Given entries:

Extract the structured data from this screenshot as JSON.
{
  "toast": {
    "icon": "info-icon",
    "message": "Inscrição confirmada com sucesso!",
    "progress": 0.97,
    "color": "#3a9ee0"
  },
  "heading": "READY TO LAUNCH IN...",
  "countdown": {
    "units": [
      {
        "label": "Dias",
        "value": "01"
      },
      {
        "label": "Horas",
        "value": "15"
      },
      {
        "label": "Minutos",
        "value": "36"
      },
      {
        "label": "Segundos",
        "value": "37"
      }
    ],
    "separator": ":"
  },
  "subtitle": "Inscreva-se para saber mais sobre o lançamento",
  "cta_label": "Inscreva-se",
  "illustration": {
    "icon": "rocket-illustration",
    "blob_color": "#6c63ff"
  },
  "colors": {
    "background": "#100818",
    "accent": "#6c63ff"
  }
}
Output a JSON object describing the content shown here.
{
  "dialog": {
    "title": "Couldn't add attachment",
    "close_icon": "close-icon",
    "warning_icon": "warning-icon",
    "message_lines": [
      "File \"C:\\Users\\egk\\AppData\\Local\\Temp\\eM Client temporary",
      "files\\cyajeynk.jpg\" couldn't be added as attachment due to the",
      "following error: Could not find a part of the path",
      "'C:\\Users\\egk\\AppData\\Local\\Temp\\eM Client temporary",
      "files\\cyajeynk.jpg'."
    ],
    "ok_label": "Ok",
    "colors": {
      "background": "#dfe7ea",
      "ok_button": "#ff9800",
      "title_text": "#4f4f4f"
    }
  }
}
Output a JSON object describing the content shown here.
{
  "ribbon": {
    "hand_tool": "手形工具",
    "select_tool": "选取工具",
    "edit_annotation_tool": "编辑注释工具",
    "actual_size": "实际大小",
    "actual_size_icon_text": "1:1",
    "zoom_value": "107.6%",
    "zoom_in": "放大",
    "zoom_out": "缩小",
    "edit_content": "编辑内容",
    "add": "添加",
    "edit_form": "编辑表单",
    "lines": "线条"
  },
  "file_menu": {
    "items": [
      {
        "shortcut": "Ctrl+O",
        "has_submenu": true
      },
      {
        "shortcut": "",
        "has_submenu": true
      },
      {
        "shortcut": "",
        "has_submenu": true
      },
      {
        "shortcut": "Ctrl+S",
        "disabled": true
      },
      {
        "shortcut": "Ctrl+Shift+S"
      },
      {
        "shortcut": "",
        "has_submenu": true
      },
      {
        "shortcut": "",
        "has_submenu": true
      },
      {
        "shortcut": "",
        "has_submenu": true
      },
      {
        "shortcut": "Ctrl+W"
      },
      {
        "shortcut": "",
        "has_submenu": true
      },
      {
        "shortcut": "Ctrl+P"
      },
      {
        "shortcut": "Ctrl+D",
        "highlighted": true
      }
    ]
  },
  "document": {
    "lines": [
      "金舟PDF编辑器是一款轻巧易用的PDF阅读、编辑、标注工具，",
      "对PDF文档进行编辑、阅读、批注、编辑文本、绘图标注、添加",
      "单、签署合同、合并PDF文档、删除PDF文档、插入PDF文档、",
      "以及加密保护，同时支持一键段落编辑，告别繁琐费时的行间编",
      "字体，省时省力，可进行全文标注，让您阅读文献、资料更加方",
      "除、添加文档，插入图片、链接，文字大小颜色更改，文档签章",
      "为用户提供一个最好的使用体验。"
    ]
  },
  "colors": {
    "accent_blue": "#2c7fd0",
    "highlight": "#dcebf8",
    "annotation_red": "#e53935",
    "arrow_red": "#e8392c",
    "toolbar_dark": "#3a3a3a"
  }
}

What to produce: Copy all the records above precisely.

Final answer:
Extract the structured data from this screenshot as JSON.
{
  "toast": {
    "icon": "info-icon",
    "message": "Inscrição confirmada com sucesso!",
    "progress": 0.97,
    "color": "#3a9ee0"
  },
  "heading": "READY TO LAUNCH IN...",
  "countdown": {
    "units": [
      {
        "label": "Dias",
        "value": "01"
      },
      {
        "label": "Horas",
        "value": "15"
      },
      {
        "label": "Minutos",
        "value": "36"
      },
      {
        "label": "Segundos",
        "value": "37"
      }
    ],
    "separator": ":"
  },
  "subtitle": "Inscreva-se para saber mais sobre o lançamento",
  "cta_label": "Inscreva-se",
  "illustration": {
    "icon": "rocket-illustration",
    "blob_color": "#6c63ff"
  },
  "colors": {
    "background": "#100818",
    "accent": "#6c63ff"
  }
}
Output a JSON object describing the content shown here.
{
  "dialog": {
    "title": "Couldn't add attachment",
    "close_icon": "close-icon",
    "warning_icon": "warning-icon",
    "message_lines": [
      "File \"C:\\Users\\egk\\AppData\\Local\\Temp\\eM Client temporary",
      "files\\cyajeynk.jpg\" couldn't be added as attachment due to the",
      "following error: Could not find a part of the path",
      "'C:\\Users\\egk\\AppData\\Local\\Temp\\eM Client temporary",
      "files\\cyajeynk.jpg'."
    ],
    "ok_label": "Ok",
    "colors": {
      "background": "#dfe7ea",
      "ok_button": "#ff9800",
      "title_text": "#4f4f4f"
    }
  }
}
Output a JSON object describing the content shown here.
{
  "ribbon": {
    "hand_tool": "手形工具",
    "select_tool": "选取工具",
    "edit_annotation_tool": "编辑注释工具",
    "actual_size": "实际大小",
    "actual_size_icon_text": "1:1",
    "zoom_value": "107.6%",
    "zoom_in": "放大",
    "zoom_out": "缩小",
    "edit_content": "编辑内容",
    "add": "添加",
    "edit_form": "编辑表单",
    "lines": "线条"
  },
  "file_menu": {
    "items": [
      {
        "shortcut": "Ctrl+O",
        "has_submenu": true
      },
      {
        "shortcut": "",
        "has_submenu": true
      },
      {
        "shortcut": "",
        "has_submenu": true
      },
      {
        "shortcut": "Ctrl+S",
        "disabled": true
      },
      {
        "shortcut": "Ctrl+Shift+S"
      },
      {
        "shortcut": "",
        "has_submenu": true
      },
      {
        "shortcut": "",
        "has_submenu": true
      },
      {
        "shortcut": "",
        "has_submenu": true
      },
      {
        "shortcut": "Ctrl+W"
      },
      {
        "shortcut": "",
        "has_submenu": true
      },
      {
        "shortcut": "Ctrl+P"
      },
      {
        "shortcut": "Ctrl+D",
        "highlighted": true
      }
    ]
  },
  "document": {
    "lines": [
      "金舟PDF编辑器是一款轻巧易用的PDF阅读、编辑、标注工具，",
      "对PDF文档进行编辑、阅读、批注、编辑文本、绘图标注、添加",
      "单、签署合同、合并PDF文档、删除PDF文档、插入PDF文档、",
      "以及加密保护，同时支持一键段落编辑，告别繁琐费时的行间编",
      "字体，省时省力，可进行全文标注，让您阅读文献、资料更加方",
      "除、添加文档，插入图片、链接，文字大小颜色更改，文档签章",
      "为用户提供一个最好的使用体验。"
    ]
  },
  "colors": {
    "accent_blue": "#2c7fd0",
    "highlight": "#dcebf8",
    "annotation_red": "#e53935",
    "arrow_red": "#e8392c",
    "toolbar_dark": "#3a3a3a"
  }
}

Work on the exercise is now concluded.